### Given records
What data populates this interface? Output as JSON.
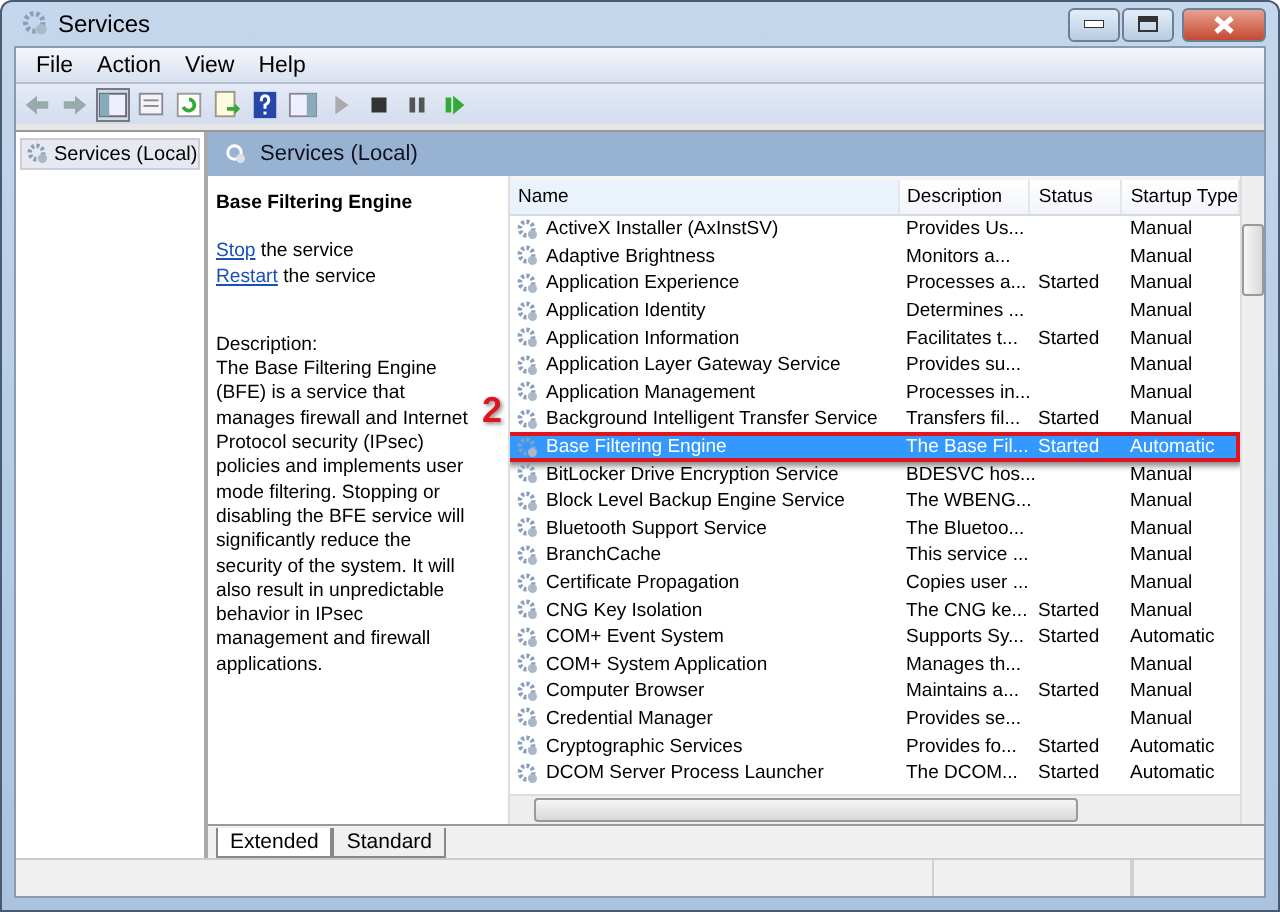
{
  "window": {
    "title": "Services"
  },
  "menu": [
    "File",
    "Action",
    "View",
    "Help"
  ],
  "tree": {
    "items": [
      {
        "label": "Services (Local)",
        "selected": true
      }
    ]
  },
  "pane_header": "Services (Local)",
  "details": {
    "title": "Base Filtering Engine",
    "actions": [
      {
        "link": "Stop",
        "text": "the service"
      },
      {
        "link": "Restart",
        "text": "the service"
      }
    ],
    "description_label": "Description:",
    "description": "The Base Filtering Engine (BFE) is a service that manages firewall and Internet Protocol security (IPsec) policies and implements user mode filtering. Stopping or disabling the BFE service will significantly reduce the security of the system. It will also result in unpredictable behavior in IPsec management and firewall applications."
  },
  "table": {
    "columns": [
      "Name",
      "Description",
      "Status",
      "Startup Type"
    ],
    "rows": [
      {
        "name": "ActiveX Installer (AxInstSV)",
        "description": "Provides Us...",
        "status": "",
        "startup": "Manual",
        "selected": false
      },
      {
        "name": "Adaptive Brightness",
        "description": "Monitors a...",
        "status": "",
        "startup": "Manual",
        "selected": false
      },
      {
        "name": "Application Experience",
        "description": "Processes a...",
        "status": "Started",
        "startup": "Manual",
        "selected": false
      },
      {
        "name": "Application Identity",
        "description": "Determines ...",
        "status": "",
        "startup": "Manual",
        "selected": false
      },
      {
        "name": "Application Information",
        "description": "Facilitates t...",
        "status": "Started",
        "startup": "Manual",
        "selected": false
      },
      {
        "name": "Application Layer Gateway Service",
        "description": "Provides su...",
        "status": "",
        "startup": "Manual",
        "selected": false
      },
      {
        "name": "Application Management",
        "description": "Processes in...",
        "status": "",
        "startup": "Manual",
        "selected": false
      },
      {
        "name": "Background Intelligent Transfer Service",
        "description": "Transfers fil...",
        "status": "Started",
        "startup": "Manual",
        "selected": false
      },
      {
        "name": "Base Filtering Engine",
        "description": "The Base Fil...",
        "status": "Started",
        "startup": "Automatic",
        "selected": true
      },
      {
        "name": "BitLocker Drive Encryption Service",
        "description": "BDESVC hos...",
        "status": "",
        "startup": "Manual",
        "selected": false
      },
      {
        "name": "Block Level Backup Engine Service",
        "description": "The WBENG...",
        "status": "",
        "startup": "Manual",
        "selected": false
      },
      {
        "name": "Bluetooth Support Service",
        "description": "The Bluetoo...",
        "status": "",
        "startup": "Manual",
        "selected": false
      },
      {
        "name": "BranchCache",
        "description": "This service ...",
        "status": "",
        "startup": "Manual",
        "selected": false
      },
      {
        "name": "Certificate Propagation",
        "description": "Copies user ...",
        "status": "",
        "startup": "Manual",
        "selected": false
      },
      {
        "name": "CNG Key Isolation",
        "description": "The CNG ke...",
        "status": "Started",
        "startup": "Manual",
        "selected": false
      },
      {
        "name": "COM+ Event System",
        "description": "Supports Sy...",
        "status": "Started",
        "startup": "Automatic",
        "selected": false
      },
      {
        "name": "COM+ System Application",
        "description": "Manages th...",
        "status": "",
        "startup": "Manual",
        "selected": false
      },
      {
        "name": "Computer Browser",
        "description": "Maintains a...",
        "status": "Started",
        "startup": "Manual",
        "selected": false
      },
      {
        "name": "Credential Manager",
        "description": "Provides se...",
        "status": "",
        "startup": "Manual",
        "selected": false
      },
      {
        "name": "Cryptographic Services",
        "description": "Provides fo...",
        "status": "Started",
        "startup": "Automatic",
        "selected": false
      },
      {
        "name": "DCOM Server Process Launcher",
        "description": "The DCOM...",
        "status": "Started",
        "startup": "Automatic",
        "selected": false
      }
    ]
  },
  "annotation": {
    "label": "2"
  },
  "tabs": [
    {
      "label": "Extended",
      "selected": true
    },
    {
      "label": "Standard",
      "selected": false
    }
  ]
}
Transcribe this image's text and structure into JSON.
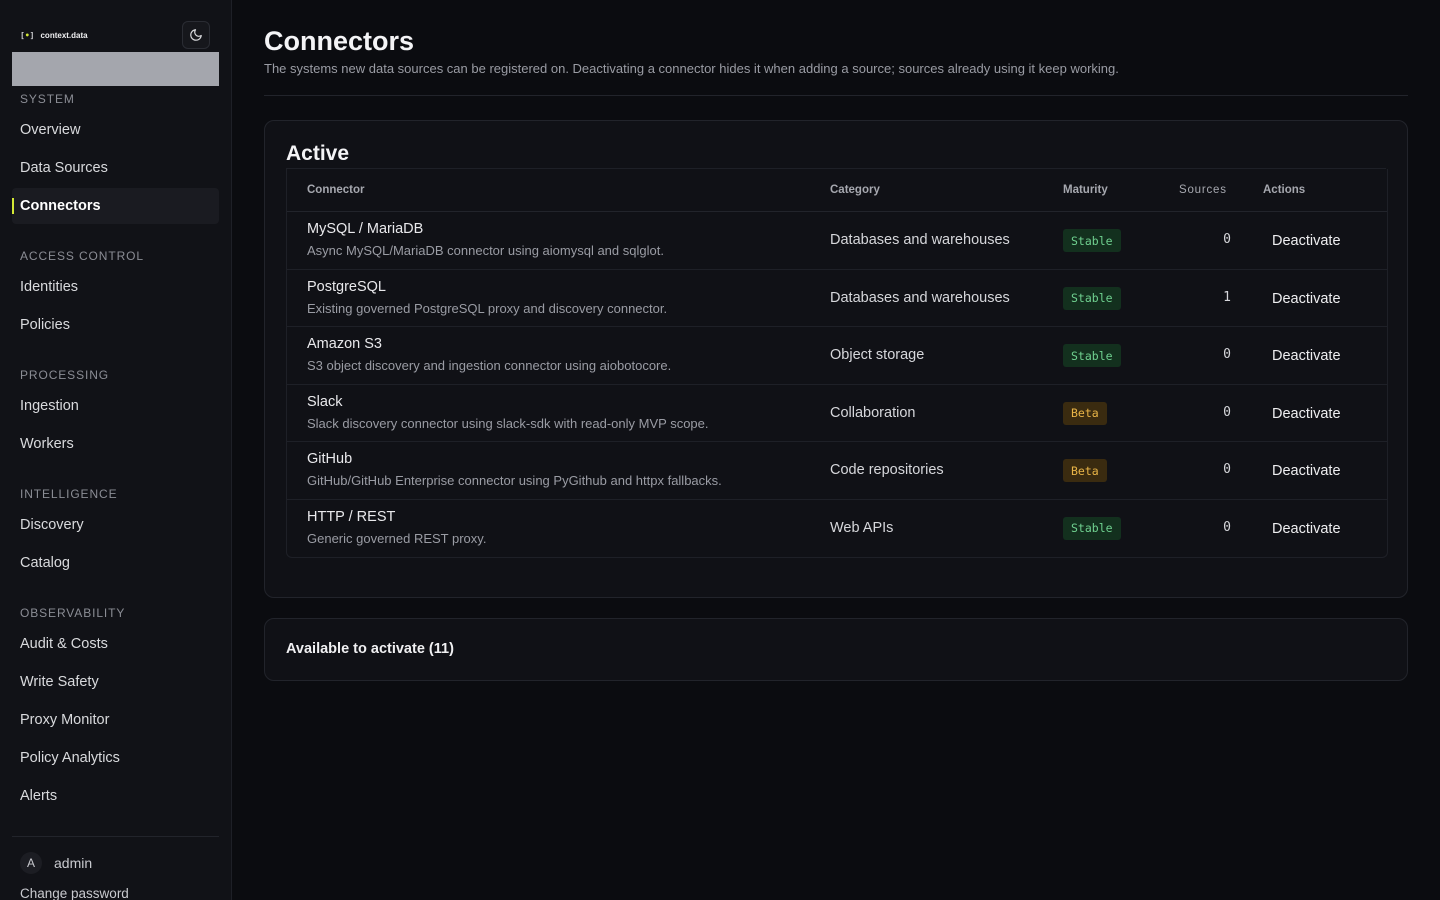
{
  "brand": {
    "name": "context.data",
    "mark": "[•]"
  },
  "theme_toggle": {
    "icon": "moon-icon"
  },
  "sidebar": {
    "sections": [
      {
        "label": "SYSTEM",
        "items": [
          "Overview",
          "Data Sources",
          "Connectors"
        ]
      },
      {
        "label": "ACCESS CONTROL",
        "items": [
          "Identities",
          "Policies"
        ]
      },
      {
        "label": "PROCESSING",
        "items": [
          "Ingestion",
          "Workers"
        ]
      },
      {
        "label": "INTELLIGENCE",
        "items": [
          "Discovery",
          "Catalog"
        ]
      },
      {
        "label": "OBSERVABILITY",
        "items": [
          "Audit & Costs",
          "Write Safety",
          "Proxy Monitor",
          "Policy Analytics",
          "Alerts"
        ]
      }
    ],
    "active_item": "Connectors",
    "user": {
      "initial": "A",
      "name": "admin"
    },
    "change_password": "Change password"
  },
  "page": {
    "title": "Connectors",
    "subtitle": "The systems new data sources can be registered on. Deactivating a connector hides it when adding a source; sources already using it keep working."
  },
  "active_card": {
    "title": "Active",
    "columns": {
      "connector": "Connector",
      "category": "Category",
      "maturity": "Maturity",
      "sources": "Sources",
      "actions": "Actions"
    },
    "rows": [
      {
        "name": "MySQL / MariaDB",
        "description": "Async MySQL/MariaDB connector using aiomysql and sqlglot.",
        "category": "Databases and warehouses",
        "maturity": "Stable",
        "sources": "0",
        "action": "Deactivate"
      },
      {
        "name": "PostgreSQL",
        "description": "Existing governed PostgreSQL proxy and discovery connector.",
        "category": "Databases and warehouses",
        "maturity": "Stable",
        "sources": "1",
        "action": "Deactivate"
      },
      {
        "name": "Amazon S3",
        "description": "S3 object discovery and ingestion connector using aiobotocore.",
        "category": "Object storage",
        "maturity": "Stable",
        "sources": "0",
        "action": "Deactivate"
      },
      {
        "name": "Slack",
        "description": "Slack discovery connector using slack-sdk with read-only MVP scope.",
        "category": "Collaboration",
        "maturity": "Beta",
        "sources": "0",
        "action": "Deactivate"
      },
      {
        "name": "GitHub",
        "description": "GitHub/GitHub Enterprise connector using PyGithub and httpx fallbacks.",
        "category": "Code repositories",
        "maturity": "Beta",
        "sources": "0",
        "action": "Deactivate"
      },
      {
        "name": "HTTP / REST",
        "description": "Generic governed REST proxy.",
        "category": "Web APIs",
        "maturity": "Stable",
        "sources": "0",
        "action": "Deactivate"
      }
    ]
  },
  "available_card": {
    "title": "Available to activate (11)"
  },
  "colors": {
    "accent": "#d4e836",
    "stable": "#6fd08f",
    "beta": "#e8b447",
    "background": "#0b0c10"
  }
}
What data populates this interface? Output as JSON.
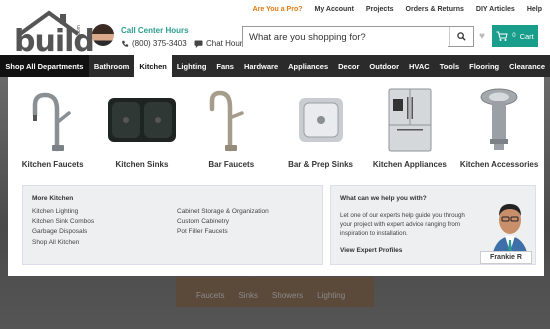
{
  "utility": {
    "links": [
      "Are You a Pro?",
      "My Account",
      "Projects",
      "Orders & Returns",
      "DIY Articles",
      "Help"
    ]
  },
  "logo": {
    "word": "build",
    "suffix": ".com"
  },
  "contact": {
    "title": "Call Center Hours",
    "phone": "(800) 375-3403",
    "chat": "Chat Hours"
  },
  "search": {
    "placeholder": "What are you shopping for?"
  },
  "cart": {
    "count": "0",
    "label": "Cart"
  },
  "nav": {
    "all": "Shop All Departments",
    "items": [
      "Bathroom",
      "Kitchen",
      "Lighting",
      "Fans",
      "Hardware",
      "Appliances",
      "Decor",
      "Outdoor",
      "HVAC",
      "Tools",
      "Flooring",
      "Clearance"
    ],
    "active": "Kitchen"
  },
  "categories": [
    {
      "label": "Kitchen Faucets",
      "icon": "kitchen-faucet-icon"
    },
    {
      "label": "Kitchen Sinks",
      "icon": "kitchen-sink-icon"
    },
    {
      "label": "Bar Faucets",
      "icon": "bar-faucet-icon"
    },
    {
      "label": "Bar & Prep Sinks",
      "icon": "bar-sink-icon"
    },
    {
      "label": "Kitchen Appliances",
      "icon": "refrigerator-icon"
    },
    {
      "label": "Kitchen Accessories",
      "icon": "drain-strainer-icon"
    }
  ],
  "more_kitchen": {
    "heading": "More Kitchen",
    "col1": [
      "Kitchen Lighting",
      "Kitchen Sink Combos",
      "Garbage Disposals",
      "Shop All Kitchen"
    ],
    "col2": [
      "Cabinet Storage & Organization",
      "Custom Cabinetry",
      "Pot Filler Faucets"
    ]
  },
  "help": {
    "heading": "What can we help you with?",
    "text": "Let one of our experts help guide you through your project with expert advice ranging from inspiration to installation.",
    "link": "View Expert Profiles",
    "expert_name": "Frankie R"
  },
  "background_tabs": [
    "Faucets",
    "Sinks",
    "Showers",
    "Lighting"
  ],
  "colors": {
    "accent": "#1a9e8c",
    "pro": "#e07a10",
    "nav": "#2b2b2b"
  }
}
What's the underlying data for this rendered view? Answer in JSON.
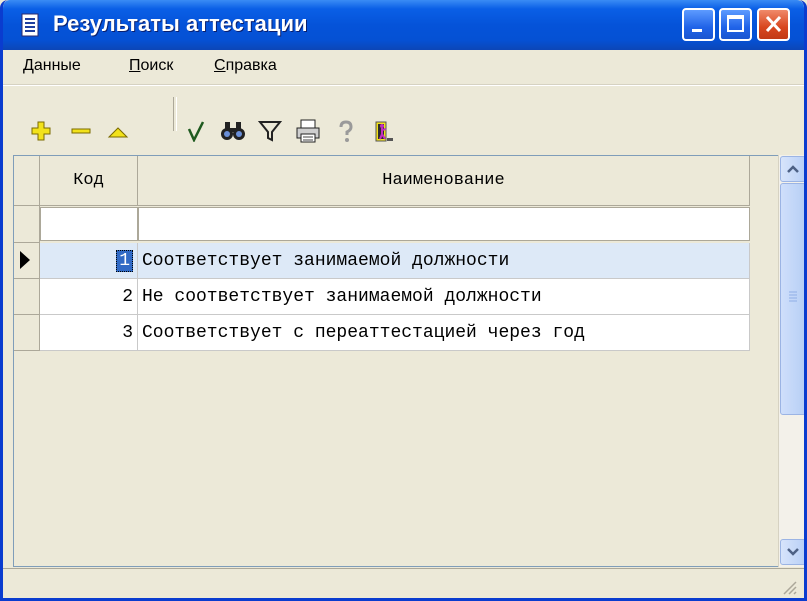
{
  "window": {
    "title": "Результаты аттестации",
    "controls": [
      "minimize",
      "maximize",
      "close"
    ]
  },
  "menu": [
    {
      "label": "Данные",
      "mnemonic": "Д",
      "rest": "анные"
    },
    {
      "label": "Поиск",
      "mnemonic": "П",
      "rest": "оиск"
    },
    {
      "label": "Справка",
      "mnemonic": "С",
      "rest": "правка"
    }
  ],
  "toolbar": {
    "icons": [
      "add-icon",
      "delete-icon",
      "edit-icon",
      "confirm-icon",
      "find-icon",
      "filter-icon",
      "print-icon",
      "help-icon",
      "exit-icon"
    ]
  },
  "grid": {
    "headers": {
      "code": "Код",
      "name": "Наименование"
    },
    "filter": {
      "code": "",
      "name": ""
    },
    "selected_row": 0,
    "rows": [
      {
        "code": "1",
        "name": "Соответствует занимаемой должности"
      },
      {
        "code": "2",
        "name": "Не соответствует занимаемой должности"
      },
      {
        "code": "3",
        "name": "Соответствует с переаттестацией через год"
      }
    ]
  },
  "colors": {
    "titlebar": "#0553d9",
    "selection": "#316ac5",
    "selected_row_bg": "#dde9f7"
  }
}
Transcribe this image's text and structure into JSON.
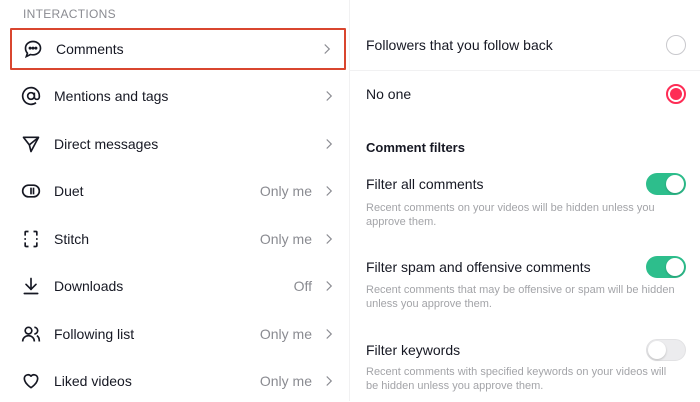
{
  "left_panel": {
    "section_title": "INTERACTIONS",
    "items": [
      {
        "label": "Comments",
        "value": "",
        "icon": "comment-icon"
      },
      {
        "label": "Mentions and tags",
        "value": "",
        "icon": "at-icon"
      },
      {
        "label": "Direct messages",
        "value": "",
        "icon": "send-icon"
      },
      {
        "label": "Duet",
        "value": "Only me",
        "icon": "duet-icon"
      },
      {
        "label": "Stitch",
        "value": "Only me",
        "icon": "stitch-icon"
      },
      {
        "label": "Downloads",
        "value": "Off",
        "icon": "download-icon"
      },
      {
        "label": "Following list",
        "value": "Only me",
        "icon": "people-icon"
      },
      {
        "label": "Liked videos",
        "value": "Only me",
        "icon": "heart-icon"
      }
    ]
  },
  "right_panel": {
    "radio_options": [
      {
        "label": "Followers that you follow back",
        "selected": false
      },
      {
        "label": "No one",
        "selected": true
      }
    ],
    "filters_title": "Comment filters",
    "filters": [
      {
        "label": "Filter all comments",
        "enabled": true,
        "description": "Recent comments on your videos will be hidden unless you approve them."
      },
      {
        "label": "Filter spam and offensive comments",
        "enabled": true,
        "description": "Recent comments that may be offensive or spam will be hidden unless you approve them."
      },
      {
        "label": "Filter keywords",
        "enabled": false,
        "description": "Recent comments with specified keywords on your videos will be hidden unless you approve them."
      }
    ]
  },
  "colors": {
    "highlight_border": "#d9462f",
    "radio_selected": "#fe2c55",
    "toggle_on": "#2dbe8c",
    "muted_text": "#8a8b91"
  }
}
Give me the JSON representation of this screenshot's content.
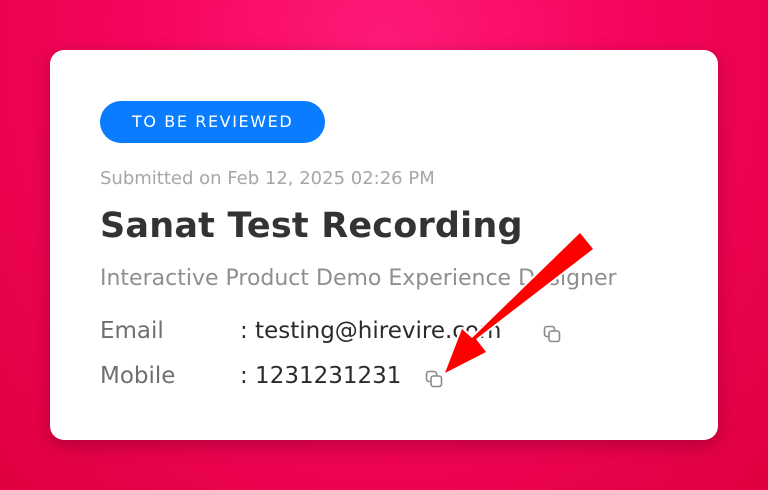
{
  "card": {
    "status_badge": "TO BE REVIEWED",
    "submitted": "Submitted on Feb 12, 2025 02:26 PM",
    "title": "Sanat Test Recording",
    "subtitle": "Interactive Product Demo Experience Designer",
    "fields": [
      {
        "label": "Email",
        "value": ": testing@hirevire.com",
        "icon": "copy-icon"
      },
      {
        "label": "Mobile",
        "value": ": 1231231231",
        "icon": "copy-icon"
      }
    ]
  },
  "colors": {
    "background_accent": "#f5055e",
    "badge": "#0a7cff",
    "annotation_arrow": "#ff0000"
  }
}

### Aim
Pull out every line containing "Hours".

### Answer to the exercise
    "title": "Call Center Hours",
    "chat": "Chat Hours"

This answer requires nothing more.